*CHALLENGE:* Your task is to write out the lines from the line containing "Extract all readable text from this page." through the last line of the material, exactly.

--- MATERIAL FOR THIS EXERCISE ---

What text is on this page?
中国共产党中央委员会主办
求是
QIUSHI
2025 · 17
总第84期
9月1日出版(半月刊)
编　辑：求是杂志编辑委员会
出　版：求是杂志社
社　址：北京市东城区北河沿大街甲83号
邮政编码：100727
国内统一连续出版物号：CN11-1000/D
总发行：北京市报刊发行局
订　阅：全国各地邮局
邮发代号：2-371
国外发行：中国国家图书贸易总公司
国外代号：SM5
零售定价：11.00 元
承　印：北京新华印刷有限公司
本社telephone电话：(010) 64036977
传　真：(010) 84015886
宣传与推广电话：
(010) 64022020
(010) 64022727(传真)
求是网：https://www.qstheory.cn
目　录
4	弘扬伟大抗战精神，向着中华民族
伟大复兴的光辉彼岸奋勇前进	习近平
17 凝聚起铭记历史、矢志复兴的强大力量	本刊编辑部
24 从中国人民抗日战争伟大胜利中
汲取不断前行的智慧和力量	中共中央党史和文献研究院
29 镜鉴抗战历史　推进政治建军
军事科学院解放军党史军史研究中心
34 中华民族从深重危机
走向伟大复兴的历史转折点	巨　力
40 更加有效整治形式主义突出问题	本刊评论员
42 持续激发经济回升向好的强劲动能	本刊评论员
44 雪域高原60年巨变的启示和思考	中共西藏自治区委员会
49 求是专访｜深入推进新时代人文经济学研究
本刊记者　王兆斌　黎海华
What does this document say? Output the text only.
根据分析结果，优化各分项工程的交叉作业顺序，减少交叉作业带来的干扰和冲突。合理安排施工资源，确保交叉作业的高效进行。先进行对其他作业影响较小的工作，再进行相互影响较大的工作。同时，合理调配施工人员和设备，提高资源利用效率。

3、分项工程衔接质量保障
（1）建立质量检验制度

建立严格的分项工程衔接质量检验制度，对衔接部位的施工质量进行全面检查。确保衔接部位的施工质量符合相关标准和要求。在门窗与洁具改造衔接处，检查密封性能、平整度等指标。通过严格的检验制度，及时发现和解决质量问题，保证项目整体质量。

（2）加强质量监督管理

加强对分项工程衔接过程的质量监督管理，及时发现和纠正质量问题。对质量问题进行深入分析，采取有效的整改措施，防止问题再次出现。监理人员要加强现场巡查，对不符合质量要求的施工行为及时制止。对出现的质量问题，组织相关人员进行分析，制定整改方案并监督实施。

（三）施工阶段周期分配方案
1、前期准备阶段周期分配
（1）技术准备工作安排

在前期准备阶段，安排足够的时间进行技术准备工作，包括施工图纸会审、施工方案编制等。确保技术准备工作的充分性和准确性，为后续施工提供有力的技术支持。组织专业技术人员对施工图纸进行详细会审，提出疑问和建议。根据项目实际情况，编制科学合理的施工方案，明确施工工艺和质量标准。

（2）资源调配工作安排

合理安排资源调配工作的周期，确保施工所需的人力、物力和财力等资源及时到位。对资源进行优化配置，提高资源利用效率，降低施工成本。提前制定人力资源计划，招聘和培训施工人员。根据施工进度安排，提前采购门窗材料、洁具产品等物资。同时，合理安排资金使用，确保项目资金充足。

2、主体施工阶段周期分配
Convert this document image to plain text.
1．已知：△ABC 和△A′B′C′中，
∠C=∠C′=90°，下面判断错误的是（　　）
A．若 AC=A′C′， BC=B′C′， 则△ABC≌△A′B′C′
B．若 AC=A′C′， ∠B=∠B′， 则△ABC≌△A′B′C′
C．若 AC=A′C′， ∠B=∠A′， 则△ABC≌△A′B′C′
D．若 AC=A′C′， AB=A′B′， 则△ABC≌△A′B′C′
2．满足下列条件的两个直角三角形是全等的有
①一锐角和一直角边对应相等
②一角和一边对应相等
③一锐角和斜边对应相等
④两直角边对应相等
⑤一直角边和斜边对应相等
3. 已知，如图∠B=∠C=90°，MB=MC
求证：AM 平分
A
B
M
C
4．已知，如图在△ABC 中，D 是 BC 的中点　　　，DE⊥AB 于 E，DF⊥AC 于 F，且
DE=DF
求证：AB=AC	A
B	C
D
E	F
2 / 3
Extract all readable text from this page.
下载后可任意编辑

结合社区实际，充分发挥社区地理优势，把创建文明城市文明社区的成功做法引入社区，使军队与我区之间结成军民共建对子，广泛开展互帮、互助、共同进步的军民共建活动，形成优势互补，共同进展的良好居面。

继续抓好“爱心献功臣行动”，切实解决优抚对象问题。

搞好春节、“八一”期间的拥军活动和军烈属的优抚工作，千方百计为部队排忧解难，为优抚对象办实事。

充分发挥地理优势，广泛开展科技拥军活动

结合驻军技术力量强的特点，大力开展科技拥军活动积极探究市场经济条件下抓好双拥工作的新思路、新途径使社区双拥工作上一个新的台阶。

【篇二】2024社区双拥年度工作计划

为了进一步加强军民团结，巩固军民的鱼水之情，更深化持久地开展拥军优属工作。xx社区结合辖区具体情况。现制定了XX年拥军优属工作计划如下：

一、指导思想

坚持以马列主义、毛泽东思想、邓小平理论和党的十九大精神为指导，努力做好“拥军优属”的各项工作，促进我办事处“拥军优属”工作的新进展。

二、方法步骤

---

*FULL RESPONSE:*
Extract all readable text from this page.
下载后可任意编辑

结合社区实际，充分发挥社区地理优势，把创建文明城市文明社区的成功做法引入社区，使军队与我区之间结成军民共建对子，广泛开展互帮、互助、共同进步的军民共建活动，形成优势互补，共同进展的良好居面。

继续抓好“爱心献功臣行动”，切实解决优抚对象问题。

搞好春节、“八一”期间的拥军活动和军烈属的优抚工作，千方百计为部队排忧解难，为优抚对象办实事。

充分发挥地理优势，广泛开展科技拥军活动

结合驻军技术力量强的特点，大力开展科技拥军活动积极探究市场经济条件下抓好双拥工作的新思路、新途径使社区双拥工作上一个新的台阶。

【篇二】2024社区双拥年度工作计划

为了进一步加强军民团结，巩固军民的鱼水之情，更深化持久地开展拥军优属工作。xx社区结合辖区具体情况。现制定了XX年拥军优属工作计划如下：

一、指导思想

坚持以马列主义、毛泽东思想、邓小平理论和党的十九大精神为指导，努力做好“拥军优属”的各项工作，促进我办事处“拥军优属”工作的新进展。

二、方法步骤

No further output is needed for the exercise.